Dataset rows about figures
—————
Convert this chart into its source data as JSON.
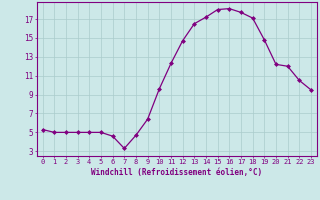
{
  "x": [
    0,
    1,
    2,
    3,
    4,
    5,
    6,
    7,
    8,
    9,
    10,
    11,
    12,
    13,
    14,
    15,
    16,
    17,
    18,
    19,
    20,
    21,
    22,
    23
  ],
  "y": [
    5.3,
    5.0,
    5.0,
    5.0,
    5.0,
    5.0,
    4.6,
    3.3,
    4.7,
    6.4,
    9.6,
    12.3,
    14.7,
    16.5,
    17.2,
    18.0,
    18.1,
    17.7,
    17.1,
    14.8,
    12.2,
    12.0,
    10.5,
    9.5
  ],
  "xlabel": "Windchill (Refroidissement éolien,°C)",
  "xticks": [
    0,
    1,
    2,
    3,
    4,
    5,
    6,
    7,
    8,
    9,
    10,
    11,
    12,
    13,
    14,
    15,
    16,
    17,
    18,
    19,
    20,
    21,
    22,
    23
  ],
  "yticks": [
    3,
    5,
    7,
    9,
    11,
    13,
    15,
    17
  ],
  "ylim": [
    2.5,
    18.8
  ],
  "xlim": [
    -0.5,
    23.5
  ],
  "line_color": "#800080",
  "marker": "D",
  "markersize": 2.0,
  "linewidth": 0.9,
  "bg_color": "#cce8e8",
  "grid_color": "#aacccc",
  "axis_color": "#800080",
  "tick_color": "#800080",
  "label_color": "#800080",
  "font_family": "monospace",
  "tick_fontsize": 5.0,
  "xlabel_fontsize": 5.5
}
—————
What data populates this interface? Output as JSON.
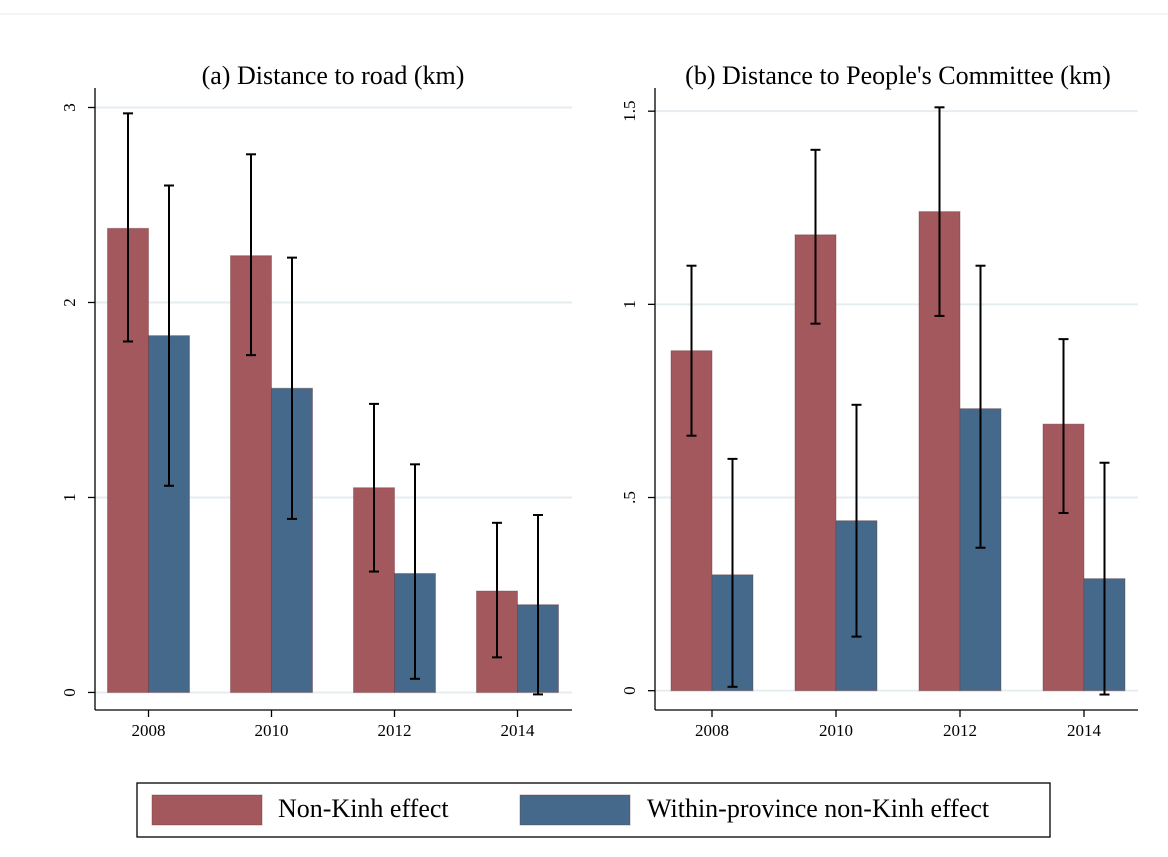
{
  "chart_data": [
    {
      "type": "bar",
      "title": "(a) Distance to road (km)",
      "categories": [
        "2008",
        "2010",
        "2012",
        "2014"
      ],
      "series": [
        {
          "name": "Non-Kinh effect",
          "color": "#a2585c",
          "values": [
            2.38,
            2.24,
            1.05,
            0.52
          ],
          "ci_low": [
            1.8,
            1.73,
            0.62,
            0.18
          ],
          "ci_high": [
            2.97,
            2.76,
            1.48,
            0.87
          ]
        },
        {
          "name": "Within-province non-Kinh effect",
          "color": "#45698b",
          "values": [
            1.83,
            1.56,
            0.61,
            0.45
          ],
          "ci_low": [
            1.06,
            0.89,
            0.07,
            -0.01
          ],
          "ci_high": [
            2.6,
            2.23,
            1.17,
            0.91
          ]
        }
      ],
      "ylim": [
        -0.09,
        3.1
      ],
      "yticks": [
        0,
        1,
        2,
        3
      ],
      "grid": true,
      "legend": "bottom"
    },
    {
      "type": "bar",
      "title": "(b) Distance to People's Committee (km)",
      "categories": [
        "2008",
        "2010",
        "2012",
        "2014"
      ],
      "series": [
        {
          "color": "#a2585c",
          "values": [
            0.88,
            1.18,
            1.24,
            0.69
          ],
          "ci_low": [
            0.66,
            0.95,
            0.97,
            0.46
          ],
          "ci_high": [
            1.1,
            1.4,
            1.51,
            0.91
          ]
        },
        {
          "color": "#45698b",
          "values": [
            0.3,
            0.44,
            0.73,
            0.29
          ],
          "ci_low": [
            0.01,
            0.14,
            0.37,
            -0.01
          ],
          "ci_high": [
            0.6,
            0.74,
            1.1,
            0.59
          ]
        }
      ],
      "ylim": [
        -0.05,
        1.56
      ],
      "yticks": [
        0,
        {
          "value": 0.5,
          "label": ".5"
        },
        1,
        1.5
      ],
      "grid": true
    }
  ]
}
—————
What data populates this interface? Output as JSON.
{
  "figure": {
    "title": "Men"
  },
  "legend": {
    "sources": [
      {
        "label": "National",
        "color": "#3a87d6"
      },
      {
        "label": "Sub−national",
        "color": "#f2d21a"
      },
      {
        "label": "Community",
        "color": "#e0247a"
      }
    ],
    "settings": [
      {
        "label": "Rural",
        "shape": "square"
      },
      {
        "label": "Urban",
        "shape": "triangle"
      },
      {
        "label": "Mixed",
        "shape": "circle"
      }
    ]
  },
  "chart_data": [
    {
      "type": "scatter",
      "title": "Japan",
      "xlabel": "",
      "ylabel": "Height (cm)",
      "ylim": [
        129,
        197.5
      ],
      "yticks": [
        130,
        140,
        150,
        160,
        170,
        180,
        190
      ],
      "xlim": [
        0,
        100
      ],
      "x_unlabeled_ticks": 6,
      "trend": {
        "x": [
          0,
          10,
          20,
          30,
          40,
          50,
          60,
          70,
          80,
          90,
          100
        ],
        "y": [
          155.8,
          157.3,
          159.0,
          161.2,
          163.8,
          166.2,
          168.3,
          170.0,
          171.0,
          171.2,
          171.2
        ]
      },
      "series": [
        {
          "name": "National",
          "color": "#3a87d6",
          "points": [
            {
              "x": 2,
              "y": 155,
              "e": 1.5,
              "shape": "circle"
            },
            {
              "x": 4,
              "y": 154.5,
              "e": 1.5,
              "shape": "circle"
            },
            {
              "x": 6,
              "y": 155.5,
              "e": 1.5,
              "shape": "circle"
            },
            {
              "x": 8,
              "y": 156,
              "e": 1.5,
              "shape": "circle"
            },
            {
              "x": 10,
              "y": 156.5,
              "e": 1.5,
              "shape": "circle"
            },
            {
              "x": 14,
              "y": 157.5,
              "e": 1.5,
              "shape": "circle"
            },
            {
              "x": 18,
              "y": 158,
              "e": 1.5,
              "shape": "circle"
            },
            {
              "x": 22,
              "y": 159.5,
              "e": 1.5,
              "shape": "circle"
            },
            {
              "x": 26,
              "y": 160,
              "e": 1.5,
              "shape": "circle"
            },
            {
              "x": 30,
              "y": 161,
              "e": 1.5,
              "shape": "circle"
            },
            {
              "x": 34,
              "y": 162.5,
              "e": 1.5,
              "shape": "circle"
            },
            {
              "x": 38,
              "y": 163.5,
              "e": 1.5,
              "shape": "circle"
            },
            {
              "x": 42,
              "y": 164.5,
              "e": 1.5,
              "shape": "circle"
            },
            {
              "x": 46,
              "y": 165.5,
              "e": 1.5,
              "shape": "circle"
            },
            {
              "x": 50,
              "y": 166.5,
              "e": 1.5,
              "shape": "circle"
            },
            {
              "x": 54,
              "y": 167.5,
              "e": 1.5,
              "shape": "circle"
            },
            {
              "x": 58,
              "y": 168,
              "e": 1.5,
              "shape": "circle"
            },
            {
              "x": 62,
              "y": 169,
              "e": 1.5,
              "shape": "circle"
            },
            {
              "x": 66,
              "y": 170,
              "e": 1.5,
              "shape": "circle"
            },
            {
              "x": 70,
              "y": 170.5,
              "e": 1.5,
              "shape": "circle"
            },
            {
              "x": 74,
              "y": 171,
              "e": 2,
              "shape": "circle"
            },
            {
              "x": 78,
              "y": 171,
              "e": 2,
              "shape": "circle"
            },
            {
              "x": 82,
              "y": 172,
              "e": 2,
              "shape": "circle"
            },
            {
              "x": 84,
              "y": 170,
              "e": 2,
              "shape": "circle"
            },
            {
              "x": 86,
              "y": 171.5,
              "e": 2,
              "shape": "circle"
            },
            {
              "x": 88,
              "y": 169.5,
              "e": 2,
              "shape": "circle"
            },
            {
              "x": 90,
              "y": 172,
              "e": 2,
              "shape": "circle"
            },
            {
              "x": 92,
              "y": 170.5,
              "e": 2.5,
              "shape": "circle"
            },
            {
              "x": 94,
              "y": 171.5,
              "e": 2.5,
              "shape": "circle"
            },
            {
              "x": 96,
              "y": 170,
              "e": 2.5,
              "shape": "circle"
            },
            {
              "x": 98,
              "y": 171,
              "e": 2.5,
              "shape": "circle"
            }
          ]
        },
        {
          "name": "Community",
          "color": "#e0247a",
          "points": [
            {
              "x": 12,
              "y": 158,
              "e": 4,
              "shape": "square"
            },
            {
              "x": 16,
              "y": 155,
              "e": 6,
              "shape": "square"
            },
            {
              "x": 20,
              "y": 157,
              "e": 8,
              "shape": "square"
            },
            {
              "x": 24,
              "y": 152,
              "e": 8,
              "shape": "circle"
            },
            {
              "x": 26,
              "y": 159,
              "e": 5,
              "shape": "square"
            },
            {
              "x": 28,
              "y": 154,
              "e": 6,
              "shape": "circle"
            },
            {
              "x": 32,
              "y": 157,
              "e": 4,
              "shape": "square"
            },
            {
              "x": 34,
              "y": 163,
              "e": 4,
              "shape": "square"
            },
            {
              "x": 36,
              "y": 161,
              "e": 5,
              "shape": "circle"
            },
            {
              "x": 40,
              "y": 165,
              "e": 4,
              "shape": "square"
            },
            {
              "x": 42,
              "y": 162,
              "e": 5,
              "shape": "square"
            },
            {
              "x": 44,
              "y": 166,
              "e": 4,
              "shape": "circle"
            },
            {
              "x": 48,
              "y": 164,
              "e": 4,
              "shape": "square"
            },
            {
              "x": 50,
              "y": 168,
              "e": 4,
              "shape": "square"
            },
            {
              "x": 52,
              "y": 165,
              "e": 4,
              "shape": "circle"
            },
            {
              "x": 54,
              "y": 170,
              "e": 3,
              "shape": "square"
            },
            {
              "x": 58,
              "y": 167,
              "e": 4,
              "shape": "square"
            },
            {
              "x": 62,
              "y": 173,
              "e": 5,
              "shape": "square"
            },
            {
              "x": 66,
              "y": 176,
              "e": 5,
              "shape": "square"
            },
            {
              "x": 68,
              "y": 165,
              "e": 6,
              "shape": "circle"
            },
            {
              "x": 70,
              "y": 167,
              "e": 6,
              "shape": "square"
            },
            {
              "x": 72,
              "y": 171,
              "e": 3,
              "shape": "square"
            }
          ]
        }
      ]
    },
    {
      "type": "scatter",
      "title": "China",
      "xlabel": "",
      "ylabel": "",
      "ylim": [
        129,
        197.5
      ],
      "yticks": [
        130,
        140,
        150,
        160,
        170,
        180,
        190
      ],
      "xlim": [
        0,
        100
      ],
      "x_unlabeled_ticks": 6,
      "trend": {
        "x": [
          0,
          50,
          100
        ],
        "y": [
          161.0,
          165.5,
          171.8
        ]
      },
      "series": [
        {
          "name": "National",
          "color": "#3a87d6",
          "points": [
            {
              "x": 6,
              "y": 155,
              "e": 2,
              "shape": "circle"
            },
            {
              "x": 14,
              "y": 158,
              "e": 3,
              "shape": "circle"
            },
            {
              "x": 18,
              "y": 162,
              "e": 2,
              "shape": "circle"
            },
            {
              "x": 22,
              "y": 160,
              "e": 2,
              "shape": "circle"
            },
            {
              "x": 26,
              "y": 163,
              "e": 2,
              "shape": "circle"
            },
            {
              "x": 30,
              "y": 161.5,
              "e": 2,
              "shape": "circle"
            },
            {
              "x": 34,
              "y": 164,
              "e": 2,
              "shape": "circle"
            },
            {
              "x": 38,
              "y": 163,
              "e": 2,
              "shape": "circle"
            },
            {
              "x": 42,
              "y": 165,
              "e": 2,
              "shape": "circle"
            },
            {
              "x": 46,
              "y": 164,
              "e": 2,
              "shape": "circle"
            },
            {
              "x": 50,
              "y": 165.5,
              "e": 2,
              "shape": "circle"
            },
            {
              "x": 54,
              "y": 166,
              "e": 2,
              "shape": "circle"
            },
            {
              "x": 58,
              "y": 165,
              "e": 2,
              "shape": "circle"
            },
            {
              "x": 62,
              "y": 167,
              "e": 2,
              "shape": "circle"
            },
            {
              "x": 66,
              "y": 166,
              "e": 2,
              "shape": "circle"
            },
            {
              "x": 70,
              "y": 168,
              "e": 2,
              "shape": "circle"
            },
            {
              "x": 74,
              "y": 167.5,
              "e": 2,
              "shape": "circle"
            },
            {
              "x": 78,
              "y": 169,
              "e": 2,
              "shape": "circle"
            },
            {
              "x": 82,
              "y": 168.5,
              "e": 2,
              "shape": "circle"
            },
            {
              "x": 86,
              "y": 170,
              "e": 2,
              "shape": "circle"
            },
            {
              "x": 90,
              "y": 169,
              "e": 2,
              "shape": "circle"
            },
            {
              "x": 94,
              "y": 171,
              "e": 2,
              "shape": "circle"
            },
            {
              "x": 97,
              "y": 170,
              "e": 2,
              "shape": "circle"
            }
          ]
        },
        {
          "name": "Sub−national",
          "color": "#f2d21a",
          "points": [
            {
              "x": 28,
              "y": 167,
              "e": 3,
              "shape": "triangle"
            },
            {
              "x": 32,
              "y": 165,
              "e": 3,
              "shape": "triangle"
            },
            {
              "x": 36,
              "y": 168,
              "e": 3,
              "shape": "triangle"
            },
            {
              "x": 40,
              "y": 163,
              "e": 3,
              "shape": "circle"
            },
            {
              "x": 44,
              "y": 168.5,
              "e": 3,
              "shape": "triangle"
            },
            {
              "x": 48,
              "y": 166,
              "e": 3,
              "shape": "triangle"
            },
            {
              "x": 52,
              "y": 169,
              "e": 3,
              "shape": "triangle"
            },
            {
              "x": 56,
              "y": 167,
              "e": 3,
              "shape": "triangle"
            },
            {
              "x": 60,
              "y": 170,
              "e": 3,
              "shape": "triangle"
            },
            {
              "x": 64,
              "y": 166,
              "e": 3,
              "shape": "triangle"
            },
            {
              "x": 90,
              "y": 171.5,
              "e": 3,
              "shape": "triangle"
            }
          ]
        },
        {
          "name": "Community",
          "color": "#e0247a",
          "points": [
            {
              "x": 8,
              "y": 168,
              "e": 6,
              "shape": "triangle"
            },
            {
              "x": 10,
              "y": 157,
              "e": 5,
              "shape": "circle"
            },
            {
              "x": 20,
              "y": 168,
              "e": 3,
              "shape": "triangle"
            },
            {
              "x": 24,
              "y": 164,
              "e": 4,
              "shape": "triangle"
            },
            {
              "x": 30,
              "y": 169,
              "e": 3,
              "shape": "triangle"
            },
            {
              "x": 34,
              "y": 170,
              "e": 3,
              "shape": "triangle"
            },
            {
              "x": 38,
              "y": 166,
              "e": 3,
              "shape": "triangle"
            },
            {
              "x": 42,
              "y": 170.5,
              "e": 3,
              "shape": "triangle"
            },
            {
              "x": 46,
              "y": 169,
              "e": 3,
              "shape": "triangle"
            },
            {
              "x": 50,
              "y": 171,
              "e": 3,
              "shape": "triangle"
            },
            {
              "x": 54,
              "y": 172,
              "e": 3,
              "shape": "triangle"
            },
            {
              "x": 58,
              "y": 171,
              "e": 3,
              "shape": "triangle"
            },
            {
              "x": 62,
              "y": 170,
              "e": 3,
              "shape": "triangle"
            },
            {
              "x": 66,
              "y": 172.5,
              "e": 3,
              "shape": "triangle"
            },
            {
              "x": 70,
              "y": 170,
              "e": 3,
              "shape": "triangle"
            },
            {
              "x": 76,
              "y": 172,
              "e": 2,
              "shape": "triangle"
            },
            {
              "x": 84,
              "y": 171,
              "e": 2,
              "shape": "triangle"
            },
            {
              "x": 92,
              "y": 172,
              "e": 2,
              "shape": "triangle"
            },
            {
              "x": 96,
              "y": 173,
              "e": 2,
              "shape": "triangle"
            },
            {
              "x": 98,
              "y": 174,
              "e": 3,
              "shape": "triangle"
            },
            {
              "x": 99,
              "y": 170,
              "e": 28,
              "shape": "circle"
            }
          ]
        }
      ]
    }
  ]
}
—————
> _YOUR INSTRUCTIONS_: Look above for every line with the word "effect" and copy it.

> _EXERCISE OUTPUT_:
          "name": "Non-Kinh effect",
          "name": "Within-province non-Kinh effect",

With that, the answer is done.